## УКАЗАНИЕ 1
На какого философа ссылается фрагмент, приводя слова о том, что человек не будет ощущать свою смерть?
## УКАЗАНИЕ 2
Перепишите без изменений строки записей, начиная с самой первой строки записей и заканчивая строкой, содержащей «chart-legend: Reserve Risk», включая обе эти строки.

## ФРАГМЕНТ
* * *

О страхе смерти
Статья и видео по острым вопросам
Многие философы пишут и разрабатывают тему, что человеку присуща некая тревожность. И эта тревожность многому мешает, скажем так, мешает быть счастливым. Более того, философы вместе с лингвистами разрабатывают, что такое страх в смысле беспокойство, а боязнь — это что? Действительно, есть разница. «Мне страшно» — это одно, а вот беспокойство, тревога? Страх может быть от конкретной вещи: я боюсь тигра — боюсь, конечно. А может быть какой-то общий страх, страшно, что может произойти, если я начну это обдумывать и пытаться сказать.

Кажется, что это беспокойство само собой просто присуще человеку. И даже философы говорят, что само собой ясно: человек — единственное животное, которое понимает, что оно есть, как бы выделяет себя и понимает конечность своей жизни. Мы правда не можем понять, осознаёт это собака или нет. Думаю, тоже понимает, когда от камня уворачивается. Не важно, возьмём то, как говорят.
Человек понимает, что он живет, и понимает конечность своей жизни.
Тут мне кажется странным такое передёргивание. Человек, если вспомнить того же Эпикура, который говорил: «Я вообще не умру для себя, я могу понимать, что у меня жизнь конечна, но свою смерть я не буду ощущать, я же её не вижу; пока я жив — жив, когда меня нет — нет; более того, я уже был, было уже так, что меня не было». А чем тут занимаются? Это беспокойство действительно присущая человеку вещь или нет? Трудно ответить, наверное, каждый сам должен ответить, но какие-то лекарства от этого всё-таки могут быть и без того, чтобы погружаться в такие умствования.

Посмотрите цитату:
«В "возвращении" мыслится опостоянивание (Beständi gung) становящегося до сохранения становления становящегося в длительности его становления. В "вечном" мыслится опостоянивание этого постоянства в смысле круговращения, возвращающегося к себе и предвосхищающего этот возврат. Становящееся не есть непрестанно иное бесконечно меняющегося многообразного. То, что становится, есть само тоже самое, и это означает одно и тоже (идентичное) в той или иной неодинаковости иного. В том же самом мыслится становящееся присутствие идентичного. Мысль Ницше мыслит постоянное опостоянивание становления становящегося в присутствие самоповторения идентичного».
Если кто-то что-то поймёт или заинтересуется, начнёт читать эту книгу (её легко найти в интернете по этой цитате), то я, конечно, даже просто позавидую, потому что понять, к чему это и зачем, трудно. Но можно смотреть немножко по-другому, и тогда вся эта игра в бисер словами — что такое бытие, что такое сущность, что такое постоянство — она как бы и не нужна будет, так же как нам сейчас не нужны рассуждения средневековых схоластов.

* * *

## ИСХОДНЫЕ ДАННЫЕ

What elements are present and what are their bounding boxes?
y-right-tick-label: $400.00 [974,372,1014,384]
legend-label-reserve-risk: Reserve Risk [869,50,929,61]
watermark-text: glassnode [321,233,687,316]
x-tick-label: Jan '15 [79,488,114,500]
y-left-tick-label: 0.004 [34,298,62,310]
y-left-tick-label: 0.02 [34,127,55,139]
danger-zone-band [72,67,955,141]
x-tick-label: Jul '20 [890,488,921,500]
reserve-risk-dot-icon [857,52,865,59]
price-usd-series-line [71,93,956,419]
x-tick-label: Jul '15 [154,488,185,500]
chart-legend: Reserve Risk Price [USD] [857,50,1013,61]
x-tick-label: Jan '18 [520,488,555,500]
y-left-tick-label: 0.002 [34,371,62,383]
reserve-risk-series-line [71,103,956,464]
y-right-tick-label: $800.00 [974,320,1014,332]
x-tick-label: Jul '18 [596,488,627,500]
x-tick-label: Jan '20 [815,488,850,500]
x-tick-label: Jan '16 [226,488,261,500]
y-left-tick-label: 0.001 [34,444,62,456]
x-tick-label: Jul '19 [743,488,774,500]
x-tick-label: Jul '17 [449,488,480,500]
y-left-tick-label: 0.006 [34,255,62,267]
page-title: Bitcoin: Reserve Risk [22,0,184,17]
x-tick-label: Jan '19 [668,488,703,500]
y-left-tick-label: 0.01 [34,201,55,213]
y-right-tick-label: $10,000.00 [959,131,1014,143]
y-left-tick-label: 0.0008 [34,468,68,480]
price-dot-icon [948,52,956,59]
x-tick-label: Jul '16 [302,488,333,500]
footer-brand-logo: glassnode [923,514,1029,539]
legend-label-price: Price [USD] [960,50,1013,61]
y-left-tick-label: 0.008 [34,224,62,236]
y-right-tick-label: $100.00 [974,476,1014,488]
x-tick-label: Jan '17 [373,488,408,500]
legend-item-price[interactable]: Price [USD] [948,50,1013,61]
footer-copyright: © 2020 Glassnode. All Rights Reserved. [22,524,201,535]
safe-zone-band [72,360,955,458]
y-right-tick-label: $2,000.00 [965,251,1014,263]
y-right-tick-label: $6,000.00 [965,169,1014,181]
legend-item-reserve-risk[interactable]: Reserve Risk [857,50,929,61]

* * *

## ВЕРНЫЙ ОТВЕТ 1
На Эпикура.

## ВЕРНЫЙ ОТВЕТ 2
What elements are present and what are their bounding boxes?
y-right-tick-label: $400.00 [974,372,1014,384]
legend-label-reserve-risk: Reserve Risk [869,50,929,61]
watermark-text: glassnode [321,233,687,316]
x-tick-label: Jan '15 [79,488,114,500]
y-left-tick-label: 0.004 [34,298,62,310]
y-left-tick-label: 0.02 [34,127,55,139]
danger-zone-band [72,67,955,141]
x-tick-label: Jul '20 [890,488,921,500]
reserve-risk-dot-icon [857,52,865,59]
price-usd-series-line [71,93,956,419]
x-tick-label: Jul '15 [154,488,185,500]
chart-legend: Reserve Risk Price [USD] [857,50,1013,61]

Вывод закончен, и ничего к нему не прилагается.